(Record extracts)

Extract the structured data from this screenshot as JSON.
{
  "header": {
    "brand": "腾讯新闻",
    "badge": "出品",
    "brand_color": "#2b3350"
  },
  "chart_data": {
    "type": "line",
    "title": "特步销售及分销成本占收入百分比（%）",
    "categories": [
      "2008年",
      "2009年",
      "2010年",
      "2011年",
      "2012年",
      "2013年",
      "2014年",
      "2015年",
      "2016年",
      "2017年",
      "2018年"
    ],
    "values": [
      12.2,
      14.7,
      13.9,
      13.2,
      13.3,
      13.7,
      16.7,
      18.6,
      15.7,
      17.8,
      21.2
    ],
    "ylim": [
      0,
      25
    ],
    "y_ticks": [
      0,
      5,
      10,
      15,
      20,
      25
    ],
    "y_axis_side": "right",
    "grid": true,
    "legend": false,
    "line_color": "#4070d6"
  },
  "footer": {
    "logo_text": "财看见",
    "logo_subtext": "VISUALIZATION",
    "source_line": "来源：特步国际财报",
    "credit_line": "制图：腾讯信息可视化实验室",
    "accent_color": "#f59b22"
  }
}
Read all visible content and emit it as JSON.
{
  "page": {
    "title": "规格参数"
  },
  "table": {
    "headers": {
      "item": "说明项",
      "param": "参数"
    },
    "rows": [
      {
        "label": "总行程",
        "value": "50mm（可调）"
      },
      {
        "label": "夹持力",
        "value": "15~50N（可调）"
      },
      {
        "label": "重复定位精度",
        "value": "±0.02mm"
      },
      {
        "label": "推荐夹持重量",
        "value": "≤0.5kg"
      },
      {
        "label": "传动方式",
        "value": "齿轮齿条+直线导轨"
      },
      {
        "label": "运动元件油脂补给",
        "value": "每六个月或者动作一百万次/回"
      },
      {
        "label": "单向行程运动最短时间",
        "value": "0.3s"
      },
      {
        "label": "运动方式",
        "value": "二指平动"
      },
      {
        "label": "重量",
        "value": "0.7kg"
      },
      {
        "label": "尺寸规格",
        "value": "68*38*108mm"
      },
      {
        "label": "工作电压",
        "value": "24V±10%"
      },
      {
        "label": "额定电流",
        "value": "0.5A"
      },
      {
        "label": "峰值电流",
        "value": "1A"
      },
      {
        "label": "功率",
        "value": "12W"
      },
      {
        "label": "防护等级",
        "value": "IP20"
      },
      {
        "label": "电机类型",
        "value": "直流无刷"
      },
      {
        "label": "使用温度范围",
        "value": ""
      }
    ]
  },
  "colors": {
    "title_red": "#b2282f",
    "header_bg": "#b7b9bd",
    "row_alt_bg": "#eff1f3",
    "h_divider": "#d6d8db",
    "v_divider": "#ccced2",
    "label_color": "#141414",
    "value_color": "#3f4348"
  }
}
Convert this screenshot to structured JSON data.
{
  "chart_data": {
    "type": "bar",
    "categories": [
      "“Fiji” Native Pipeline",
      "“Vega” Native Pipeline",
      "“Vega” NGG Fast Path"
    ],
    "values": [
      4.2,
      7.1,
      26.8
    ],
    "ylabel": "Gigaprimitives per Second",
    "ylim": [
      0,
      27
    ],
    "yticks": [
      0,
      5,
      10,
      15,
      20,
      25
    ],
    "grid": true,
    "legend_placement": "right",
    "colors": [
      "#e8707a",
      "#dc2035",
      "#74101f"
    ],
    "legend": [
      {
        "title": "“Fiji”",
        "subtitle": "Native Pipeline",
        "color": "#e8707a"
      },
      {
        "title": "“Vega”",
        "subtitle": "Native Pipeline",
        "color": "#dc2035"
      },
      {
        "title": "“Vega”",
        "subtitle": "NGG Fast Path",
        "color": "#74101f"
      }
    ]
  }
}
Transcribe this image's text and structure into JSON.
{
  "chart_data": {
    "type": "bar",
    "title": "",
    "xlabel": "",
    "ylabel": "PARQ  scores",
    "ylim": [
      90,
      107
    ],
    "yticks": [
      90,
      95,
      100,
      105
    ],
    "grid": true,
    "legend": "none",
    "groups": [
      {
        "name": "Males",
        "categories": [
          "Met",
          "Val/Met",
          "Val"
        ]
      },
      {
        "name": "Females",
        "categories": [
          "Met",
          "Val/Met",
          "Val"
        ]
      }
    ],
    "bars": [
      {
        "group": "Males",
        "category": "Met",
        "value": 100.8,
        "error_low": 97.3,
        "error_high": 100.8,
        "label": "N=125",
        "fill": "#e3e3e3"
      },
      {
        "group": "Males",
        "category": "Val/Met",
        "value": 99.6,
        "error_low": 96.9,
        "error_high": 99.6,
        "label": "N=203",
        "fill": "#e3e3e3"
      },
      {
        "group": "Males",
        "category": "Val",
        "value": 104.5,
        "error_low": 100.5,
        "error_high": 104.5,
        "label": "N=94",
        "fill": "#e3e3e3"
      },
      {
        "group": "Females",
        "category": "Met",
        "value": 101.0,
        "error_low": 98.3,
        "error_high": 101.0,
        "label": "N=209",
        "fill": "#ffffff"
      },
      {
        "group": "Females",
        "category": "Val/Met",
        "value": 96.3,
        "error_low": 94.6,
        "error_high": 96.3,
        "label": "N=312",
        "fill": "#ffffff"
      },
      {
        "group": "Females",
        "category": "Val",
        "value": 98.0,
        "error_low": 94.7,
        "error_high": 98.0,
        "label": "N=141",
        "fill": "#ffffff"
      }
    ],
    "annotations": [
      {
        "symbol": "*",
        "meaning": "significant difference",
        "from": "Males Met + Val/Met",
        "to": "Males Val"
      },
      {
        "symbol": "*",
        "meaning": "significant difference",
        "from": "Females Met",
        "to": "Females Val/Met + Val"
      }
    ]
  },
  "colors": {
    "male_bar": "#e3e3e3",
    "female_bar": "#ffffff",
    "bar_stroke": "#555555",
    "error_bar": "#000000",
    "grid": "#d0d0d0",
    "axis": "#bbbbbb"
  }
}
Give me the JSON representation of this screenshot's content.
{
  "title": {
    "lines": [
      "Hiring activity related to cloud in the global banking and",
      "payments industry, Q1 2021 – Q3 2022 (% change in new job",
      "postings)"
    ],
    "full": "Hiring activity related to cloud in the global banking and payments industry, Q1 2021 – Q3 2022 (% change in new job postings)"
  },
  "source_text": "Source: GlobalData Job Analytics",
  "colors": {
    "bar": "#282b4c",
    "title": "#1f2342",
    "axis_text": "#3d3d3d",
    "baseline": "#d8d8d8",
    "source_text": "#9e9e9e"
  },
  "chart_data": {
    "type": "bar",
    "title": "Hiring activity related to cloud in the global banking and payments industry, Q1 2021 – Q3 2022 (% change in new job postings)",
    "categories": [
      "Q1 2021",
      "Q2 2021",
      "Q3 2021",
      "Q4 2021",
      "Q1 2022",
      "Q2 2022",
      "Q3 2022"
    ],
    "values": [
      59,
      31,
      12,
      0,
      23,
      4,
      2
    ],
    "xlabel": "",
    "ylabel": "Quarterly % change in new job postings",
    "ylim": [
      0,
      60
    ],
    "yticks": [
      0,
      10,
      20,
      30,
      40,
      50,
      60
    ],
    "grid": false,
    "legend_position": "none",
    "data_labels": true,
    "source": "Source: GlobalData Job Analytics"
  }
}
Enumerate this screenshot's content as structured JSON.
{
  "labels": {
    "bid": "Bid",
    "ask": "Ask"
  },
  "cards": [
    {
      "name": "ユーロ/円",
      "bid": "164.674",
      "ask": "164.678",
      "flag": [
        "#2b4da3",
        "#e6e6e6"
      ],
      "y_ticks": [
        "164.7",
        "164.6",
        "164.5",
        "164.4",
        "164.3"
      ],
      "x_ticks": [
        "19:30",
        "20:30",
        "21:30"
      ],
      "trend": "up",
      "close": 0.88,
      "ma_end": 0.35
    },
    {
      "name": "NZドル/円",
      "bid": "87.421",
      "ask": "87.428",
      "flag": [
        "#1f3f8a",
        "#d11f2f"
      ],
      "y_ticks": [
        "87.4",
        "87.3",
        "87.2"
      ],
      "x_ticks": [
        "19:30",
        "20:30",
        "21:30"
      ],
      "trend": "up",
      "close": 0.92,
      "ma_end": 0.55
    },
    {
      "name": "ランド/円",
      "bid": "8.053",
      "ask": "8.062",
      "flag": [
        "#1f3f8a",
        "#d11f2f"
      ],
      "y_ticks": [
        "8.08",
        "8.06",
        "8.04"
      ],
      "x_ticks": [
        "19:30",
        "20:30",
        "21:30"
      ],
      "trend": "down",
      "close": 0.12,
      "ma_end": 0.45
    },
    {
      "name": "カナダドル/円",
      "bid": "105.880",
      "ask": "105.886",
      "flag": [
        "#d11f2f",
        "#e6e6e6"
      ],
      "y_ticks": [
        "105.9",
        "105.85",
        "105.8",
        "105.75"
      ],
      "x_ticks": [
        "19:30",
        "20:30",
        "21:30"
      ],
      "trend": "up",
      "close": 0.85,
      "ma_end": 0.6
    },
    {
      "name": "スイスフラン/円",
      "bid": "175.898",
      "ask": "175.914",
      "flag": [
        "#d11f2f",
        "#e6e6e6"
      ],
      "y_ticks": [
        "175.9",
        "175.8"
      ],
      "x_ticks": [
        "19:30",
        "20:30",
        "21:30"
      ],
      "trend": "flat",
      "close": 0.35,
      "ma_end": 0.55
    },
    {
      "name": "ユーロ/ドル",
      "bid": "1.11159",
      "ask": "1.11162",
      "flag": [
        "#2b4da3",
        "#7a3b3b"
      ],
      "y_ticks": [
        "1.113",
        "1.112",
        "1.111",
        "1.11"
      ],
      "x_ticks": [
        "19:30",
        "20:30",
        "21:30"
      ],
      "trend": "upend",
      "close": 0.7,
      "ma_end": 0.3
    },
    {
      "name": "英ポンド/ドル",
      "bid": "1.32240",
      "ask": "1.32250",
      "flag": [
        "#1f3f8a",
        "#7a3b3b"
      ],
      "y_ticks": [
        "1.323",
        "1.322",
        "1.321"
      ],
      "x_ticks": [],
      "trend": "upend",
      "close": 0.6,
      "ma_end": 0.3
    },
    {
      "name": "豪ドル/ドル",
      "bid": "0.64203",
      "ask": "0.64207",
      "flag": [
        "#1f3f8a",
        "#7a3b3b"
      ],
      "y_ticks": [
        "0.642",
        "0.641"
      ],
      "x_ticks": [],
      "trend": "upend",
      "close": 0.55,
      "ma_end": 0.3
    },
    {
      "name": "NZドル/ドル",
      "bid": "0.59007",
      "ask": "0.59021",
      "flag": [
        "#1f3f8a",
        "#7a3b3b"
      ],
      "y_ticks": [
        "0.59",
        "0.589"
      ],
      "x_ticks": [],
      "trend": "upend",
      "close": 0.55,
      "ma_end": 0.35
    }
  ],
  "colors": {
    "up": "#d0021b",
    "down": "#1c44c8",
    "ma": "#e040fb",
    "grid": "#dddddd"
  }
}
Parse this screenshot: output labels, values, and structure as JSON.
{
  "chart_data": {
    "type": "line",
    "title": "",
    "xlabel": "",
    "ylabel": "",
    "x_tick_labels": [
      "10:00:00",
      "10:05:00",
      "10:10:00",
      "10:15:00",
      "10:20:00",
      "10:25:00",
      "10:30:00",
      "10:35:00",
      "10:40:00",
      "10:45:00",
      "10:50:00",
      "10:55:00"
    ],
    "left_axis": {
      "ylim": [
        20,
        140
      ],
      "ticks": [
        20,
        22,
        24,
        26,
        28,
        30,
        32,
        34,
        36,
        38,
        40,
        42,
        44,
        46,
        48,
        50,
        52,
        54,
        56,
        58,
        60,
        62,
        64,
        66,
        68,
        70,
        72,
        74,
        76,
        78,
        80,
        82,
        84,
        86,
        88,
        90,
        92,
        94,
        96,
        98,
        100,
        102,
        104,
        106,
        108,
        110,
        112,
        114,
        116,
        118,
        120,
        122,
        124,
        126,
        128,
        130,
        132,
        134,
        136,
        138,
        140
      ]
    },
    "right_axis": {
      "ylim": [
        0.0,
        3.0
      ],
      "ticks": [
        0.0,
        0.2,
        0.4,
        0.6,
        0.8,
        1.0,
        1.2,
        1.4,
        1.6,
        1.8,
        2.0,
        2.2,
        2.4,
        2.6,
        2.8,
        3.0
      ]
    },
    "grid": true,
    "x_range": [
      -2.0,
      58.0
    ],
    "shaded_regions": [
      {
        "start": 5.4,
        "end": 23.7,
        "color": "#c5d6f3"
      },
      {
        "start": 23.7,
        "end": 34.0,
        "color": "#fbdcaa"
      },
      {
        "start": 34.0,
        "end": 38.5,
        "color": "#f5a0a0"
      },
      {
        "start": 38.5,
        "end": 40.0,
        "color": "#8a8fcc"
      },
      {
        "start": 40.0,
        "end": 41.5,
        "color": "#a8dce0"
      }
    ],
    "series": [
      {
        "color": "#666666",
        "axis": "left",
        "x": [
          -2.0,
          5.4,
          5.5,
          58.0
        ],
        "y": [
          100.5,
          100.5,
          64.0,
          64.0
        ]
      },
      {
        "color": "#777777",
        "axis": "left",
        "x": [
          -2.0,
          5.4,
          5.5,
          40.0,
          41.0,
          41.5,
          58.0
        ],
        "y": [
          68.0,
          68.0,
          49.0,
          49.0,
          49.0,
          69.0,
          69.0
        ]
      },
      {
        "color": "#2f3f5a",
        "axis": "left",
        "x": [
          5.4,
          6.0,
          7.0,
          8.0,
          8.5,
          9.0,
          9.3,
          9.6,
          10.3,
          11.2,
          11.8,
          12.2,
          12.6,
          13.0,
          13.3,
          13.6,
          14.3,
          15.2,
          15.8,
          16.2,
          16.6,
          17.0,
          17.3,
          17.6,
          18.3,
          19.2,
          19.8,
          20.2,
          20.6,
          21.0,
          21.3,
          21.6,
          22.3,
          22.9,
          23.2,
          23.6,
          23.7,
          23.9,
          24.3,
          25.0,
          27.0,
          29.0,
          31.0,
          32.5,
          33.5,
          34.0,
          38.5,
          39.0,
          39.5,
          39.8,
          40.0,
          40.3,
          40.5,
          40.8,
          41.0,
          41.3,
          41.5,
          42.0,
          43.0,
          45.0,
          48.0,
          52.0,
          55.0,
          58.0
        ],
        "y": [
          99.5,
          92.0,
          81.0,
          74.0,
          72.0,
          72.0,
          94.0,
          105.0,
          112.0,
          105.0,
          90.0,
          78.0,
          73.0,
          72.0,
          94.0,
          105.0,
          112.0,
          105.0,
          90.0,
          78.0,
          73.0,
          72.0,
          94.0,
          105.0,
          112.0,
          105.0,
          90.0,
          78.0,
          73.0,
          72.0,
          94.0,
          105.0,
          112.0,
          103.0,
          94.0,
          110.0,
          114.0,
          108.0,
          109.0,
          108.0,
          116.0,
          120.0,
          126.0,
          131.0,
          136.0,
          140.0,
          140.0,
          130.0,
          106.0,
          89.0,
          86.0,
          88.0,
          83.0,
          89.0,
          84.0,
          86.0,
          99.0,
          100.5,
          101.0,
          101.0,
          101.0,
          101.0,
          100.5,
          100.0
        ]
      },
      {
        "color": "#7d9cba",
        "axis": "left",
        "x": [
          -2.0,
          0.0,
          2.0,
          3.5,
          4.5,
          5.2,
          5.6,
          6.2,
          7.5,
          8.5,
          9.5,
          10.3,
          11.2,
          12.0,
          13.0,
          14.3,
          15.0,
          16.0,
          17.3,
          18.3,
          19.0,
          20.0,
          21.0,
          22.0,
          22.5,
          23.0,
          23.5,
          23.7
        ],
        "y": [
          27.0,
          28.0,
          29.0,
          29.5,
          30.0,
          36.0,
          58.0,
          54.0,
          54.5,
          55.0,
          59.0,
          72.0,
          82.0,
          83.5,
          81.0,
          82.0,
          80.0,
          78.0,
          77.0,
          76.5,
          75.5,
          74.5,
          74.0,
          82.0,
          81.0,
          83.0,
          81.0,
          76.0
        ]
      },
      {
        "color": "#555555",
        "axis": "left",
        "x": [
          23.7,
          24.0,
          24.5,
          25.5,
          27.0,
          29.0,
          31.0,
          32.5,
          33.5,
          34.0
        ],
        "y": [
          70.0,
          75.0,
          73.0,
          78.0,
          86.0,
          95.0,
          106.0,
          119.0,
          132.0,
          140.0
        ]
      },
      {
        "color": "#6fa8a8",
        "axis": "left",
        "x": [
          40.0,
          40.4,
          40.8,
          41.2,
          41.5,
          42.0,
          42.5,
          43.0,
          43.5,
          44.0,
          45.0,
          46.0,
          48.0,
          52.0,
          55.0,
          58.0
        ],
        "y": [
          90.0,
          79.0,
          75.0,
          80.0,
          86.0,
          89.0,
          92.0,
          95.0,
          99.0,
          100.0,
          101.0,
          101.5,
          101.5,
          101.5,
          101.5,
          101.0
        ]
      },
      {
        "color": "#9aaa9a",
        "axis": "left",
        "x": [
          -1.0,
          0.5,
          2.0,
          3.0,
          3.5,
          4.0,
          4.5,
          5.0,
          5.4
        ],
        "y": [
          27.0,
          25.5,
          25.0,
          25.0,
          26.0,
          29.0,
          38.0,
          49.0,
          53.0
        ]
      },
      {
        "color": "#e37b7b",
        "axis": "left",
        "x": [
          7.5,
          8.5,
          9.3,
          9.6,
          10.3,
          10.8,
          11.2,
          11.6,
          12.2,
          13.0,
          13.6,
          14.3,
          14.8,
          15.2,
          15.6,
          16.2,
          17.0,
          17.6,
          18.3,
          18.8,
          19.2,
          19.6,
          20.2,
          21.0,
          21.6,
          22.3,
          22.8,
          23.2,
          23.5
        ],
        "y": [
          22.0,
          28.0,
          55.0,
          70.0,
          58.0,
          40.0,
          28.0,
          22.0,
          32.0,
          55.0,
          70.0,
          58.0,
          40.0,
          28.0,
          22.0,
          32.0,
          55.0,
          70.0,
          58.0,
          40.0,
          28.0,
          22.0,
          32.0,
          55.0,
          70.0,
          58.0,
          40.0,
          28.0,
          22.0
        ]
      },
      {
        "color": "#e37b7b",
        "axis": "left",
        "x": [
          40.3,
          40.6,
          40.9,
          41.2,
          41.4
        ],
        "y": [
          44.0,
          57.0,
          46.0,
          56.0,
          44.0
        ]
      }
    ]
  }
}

(Exercise details) Pull out all lines containing "this".

(The solution)
Extract the structured data from this screenshot as JSON.
Convert this screenshot to structured JSON data.
Transcribe this image's text and structure into JSON.
Give me the JSON representation of this screenshot's content.
Enumerate this screenshot's content as structured JSON.
Parse this screenshot: output labels, values, and structure as JSON.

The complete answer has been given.